BEGIN Dataset excerpts

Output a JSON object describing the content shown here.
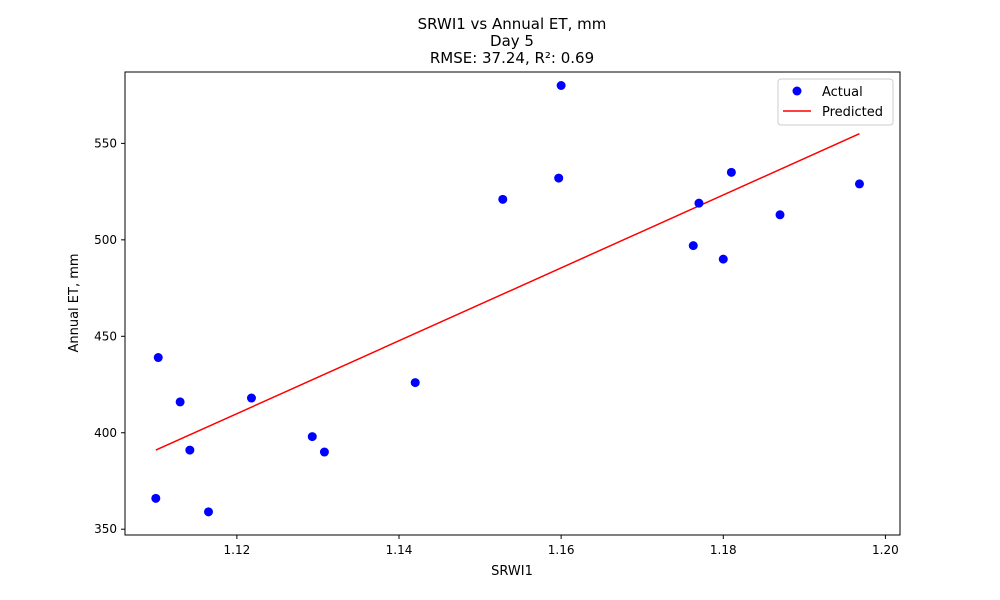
{
  "chart_data": {
    "type": "scatter",
    "title_lines": [
      "SRWI1 vs Annual ET, mm",
      "Day 5",
      "RMSE: 37.24, R²: 0.69"
    ],
    "xlabel": "SRWI1",
    "ylabel": "Annual ET, mm",
    "xlim": [
      1.1062,
      1.2018
    ],
    "ylim": [
      347,
      587
    ],
    "x_ticks": [
      1.12,
      1.14,
      1.16,
      1.18,
      1.2
    ],
    "x_tick_labels": [
      "1.12",
      "1.14",
      "1.16",
      "1.18",
      "1.20"
    ],
    "y_ticks": [
      350,
      400,
      450,
      500,
      550
    ],
    "y_tick_labels": [
      "350",
      "400",
      "450",
      "500",
      "550"
    ],
    "grid": false,
    "legend_position": "top-right",
    "series": [
      {
        "name": "Actual",
        "kind": "scatter",
        "color": "#0000ff",
        "points": [
          [
            1.11,
            366
          ],
          [
            1.1103,
            439
          ],
          [
            1.113,
            416
          ],
          [
            1.1142,
            391
          ],
          [
            1.1165,
            359
          ],
          [
            1.1218,
            418
          ],
          [
            1.1293,
            398
          ],
          [
            1.1308,
            390
          ],
          [
            1.142,
            426
          ],
          [
            1.1528,
            521
          ],
          [
            1.1597,
            532
          ],
          [
            1.16,
            580
          ],
          [
            1.1763,
            497
          ],
          [
            1.177,
            519
          ],
          [
            1.18,
            490
          ],
          [
            1.181,
            535
          ],
          [
            1.187,
            513
          ],
          [
            1.1968,
            529
          ]
        ]
      },
      {
        "name": "Predicted",
        "kind": "line",
        "color": "#ff0000",
        "points": [
          [
            1.11,
            391
          ],
          [
            1.1968,
            555
          ]
        ]
      }
    ]
  }
}
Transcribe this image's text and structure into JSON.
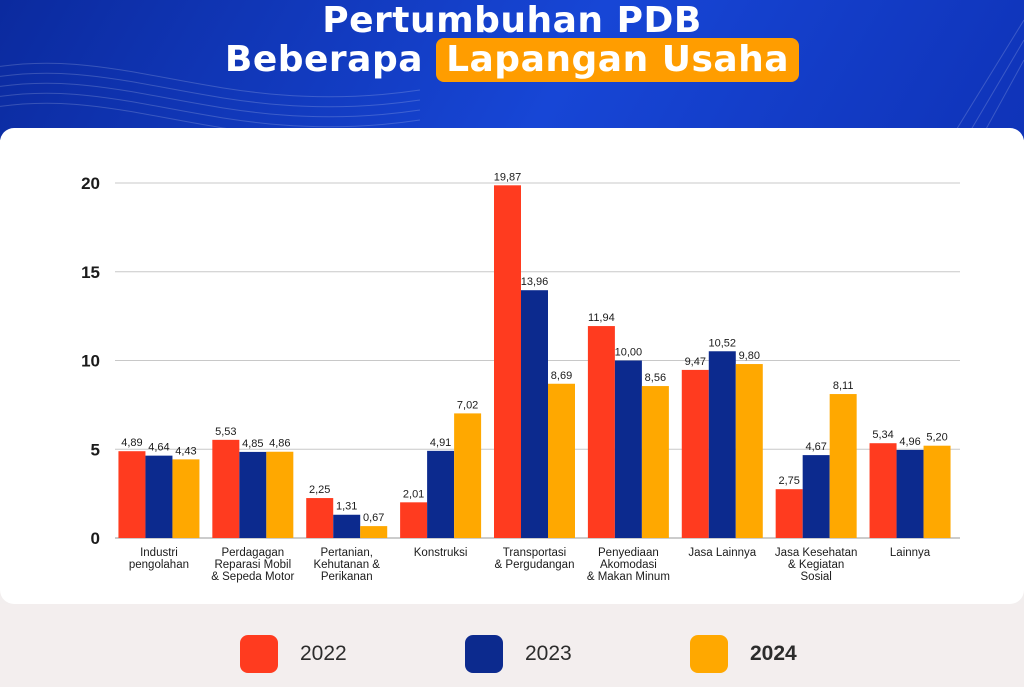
{
  "title": {
    "line1": "Pertumbuhan PDB",
    "line2_prefix": "Beberapa",
    "line2_highlight": "Lapangan Usaha"
  },
  "colors": {
    "2022": "#ff3b1f",
    "2023": "#0c2a8e",
    "2024": "#ffa800",
    "header": "#1746d6",
    "highlight": "#ff9d00"
  },
  "chart_data": {
    "type": "bar",
    "title": "Pertumbuhan PDB Beberapa Lapangan Usaha",
    "xlabel": "",
    "ylabel": "",
    "ylim": [
      0,
      20
    ],
    "yticks": [
      0,
      5,
      10,
      15,
      20
    ],
    "grid": true,
    "legend_position": "bottom",
    "categories": [
      [
        "Industri",
        "pengolahan"
      ],
      [
        "Perdagagan",
        "Reparasi Mobil",
        "& Sepeda Motor"
      ],
      [
        "Pertanian,",
        "Kehutanan &",
        "Perikanan"
      ],
      [
        "Konstruksi"
      ],
      [
        "Transportasi",
        "& Pergudangan"
      ],
      [
        "Penyediaan",
        "Akomodasi",
        "& Makan Minum"
      ],
      [
        "Jasa Lainnya"
      ],
      [
        "Jasa Kesehatan",
        "& Kegiatan",
        "Sosial"
      ],
      [
        "Lainnya"
      ]
    ],
    "series": [
      {
        "name": "2022",
        "color": "#ff3b1f",
        "values": [
          4.89,
          5.53,
          2.25,
          2.01,
          19.87,
          11.94,
          9.47,
          2.75,
          5.34
        ],
        "labels": [
          "4,89",
          "5,53",
          "2,25",
          "2,01",
          "19,87",
          "11,94",
          "9,47",
          "2,75",
          "5,34"
        ]
      },
      {
        "name": "2023",
        "color": "#0c2a8e",
        "values": [
          4.64,
          4.85,
          1.31,
          4.91,
          13.96,
          10.0,
          10.52,
          4.67,
          4.96
        ],
        "labels": [
          "4,64",
          "4,85",
          "1,31",
          "4,91",
          "13,96",
          "10,00",
          "10,52",
          "4,67",
          "4,96"
        ]
      },
      {
        "name": "2024",
        "color": "#ffa800",
        "values": [
          4.43,
          4.86,
          0.67,
          7.02,
          8.69,
          8.56,
          9.8,
          8.11,
          5.2
        ],
        "labels": [
          "4,43",
          "4,86",
          "0,67",
          "7,02",
          "8,69",
          "8,56",
          "9,80",
          "8,11",
          "5,20"
        ]
      }
    ]
  },
  "legend": [
    {
      "label": "2022",
      "color": "#ff3b1f"
    },
    {
      "label": "2023",
      "color": "#0c2a8e"
    },
    {
      "label": "2024",
      "color": "#ffa800"
    }
  ]
}
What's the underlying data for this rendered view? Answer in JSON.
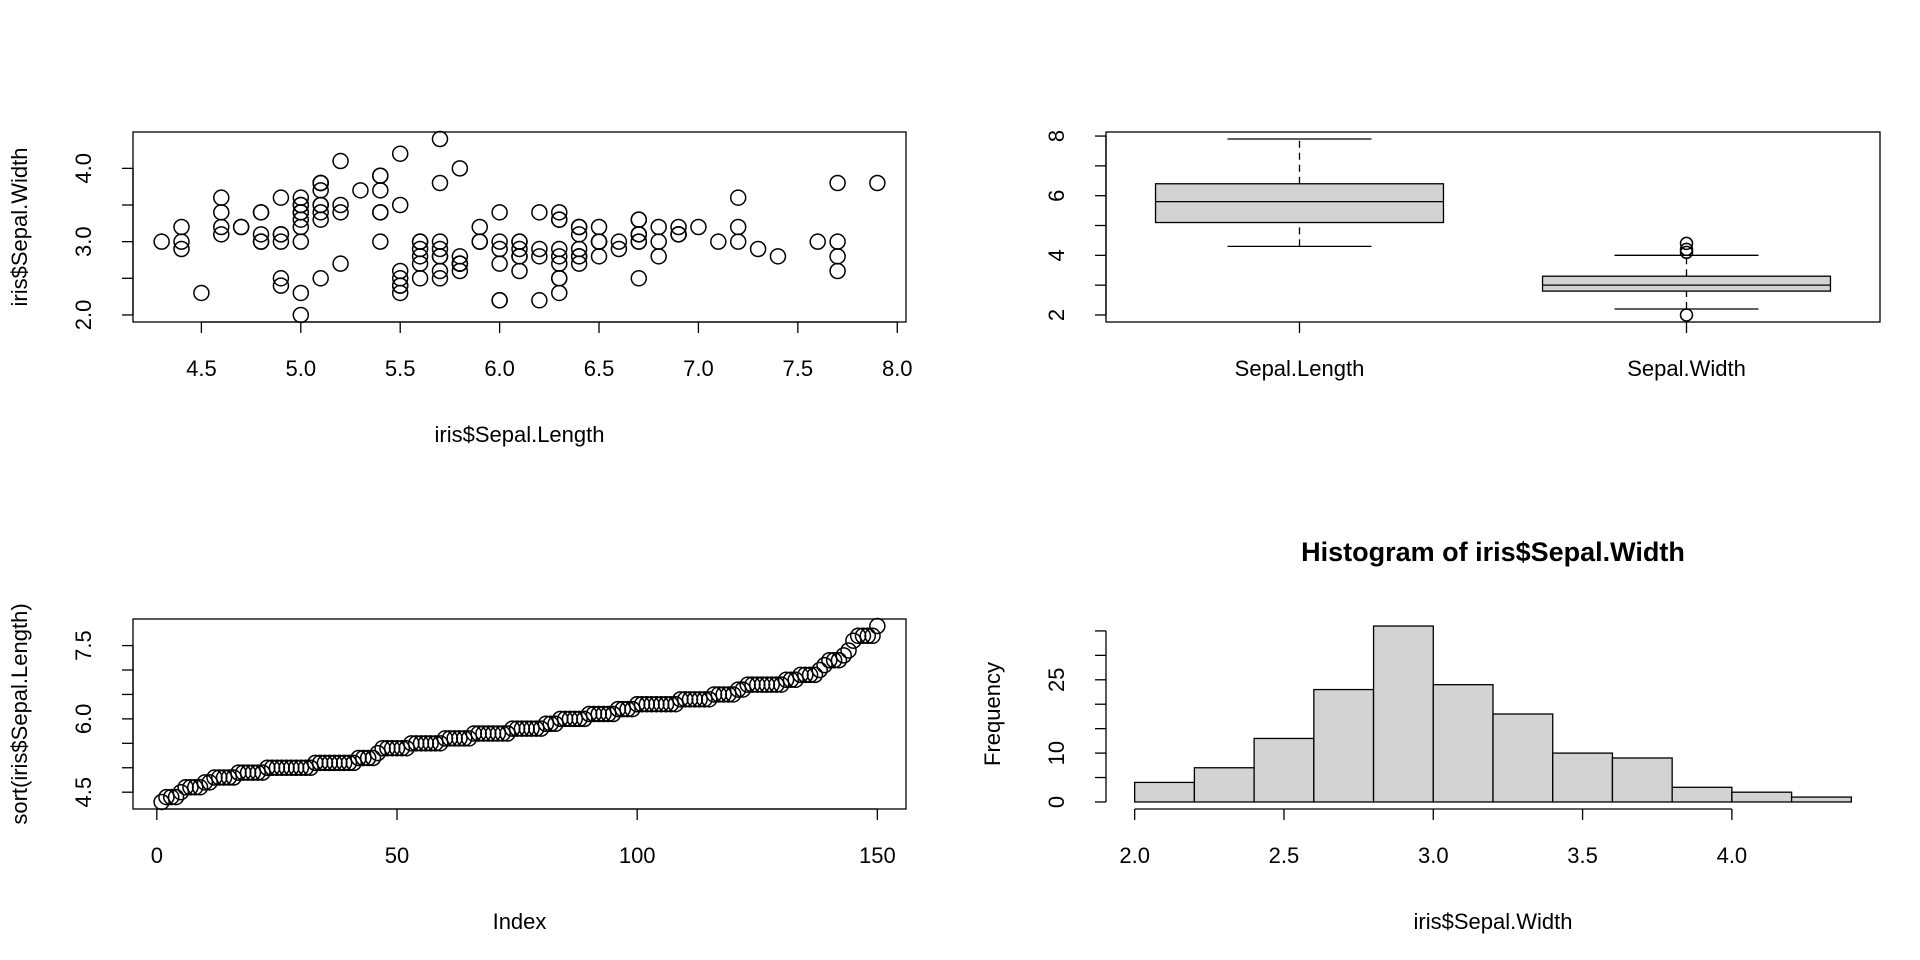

END Dataset excerpts

▸ **Your task**:
Give every line above again exactly, with no pictures.

▸ **Task answer**:
Output a JSON object describing the content shown here.
{
  "chart_data": {
    "type": "scatter",
    "title_lines": [
      "SRWI1 vs Annual ET, mm",
      "Day 5",
      "RMSE: 37.24, R²: 0.69"
    ],
    "xlabel": "SRWI1",
    "ylabel": "Annual ET, mm",
    "xlim": [
      1.1062,
      1.2018
    ],
    "ylim": [
      347,
      587
    ],
    "x_ticks": [
      1.12,
      1.14,
      1.16,
      1.18,
      1.2
    ],
    "x_tick_labels": [
      "1.12",
      "1.14",
      "1.16",
      "1.18",
      "1.20"
    ],
    "y_ticks": [
      350,
      400,
      450,
      500,
      550
    ],
    "y_tick_labels": [
      "350",
      "400",
      "450",
      "500",
      "550"
    ],
    "grid": false,
    "legend_position": "top-right",
    "series": [
      {
        "name": "Actual",
        "kind": "scatter",
        "color": "#0000ff",
        "points": [
          [
            1.11,
            366
          ],
          [
            1.1103,
            439
          ],
          [
            1.113,
            416
          ],
          [
            1.1142,
            391
          ],
          [
            1.1165,
            359
          ],
          [
            1.1218,
            418
          ],
          [
            1.1293,
            398
          ],
          [
            1.1308,
            390
          ],
          [
            1.142,
            426
          ],
          [
            1.1528,
            521
          ],
          [
            1.1597,
            532
          ],
          [
            1.16,
            580
          ],
          [
            1.1763,
            497
          ],
          [
            1.177,
            519
          ],
          [
            1.18,
            490
          ],
          [
            1.181,
            535
          ],
          [
            1.187,
            513
          ],
          [
            1.1968,
            529
          ]
        ]
      },
      {
        "name": "Predicted",
        "kind": "line",
        "color": "#ff0000",
        "points": [
          [
            1.11,
            391
          ],
          [
            1.1968,
            555
          ]
        ]
      }
    ]
  }
}
Transcribe this image's text and structure into JSON.
{
  "title": {
    "line1": "Pertumbuhan PDB",
    "line2_prefix": "Beberapa",
    "line2_highlight": "Lapangan Usaha"
  },
  "colors": {
    "2022": "#ff3b1f",
    "2023": "#0c2a8e",
    "2024": "#ffa800",
    "header": "#1746d6",
    "highlight": "#ff9d00"
  },
  "chart_data": {
    "type": "bar",
    "title": "Pertumbuhan PDB Beberapa Lapangan Usaha",
    "xlabel": "",
    "ylabel": "",
    "ylim": [
      0,
      20
    ],
    "yticks": [
      0,
      5,
      10,
      15,
      20
    ],
    "grid": true,
    "legend_position": "bottom",
    "categories": [
      [
        "Industri",
        "pengolahan"
      ],
      [
        "Perdagagan",
        "Reparasi Mobil",
        "& Sepeda Motor"
      ],
      [
        "Pertanian,",
        "Kehutanan &",
        "Perikanan"
      ],
      [
        "Konstruksi"
      ],
      [
        "Transportasi",
        "& Pergudangan"
      ],
      [
        "Penyediaan",
        "Akomodasi",
        "& Makan Minum"
      ],
      [
        "Jasa Lainnya"
      ],
      [
        "Jasa Kesehatan",
        "& Kegiatan",
        "Sosial"
      ],
      [
        "Lainnya"
      ]
    ],
    "series": [
      {
        "name": "2022",
        "color": "#ff3b1f",
        "values": [
          4.89,
          5.53,
          2.25,
          2.01,
          19.87,
          11.94,
          9.47,
          2.75,
          5.34
        ],
        "labels": [
          "4,89",
          "5,53",
          "2,25",
          "2,01",
          "19,87",
          "11,94",
          "9,47",
          "2,75",
          "5,34"
        ]
      },
      {
        "name": "2023",
        "color": "#0c2a8e",
        "values": [
          4.64,
          4.85,
          1.31,
          4.91,
          13.96,
          10.0,
          10.52,
          4.67,
          4.96
        ],
        "labels": [
          "4,64",
          "4,85",
          "1,31",
          "4,91",
          "13,96",
          "10,00",
          "10,52",
          "4,67",
          "4,96"
        ]
      },
      {
        "name": "2024",
        "color": "#ffa800",
        "values": [
          4.43,
          4.86,
          0.67,
          7.02,
          8.69,
          8.56,
          9.8,
          8.11,
          5.2
        ],
        "labels": [
          "4,43",
          "4,86",
          "0,67",
          "7,02",
          "8,69",
          "8,56",
          "9,80",
          "8,11",
          "5,20"
        ]
      }
    ]
  },
  "legend": [
    {
      "label": "2022",
      "color": "#ff3b1f"
    },
    {
      "label": "2023",
      "color": "#0c2a8e"
    },
    {
      "label": "2024",
      "color": "#ffa800"
    }
  ]
}
What's the underlying data for this rendered view? Answer in JSON.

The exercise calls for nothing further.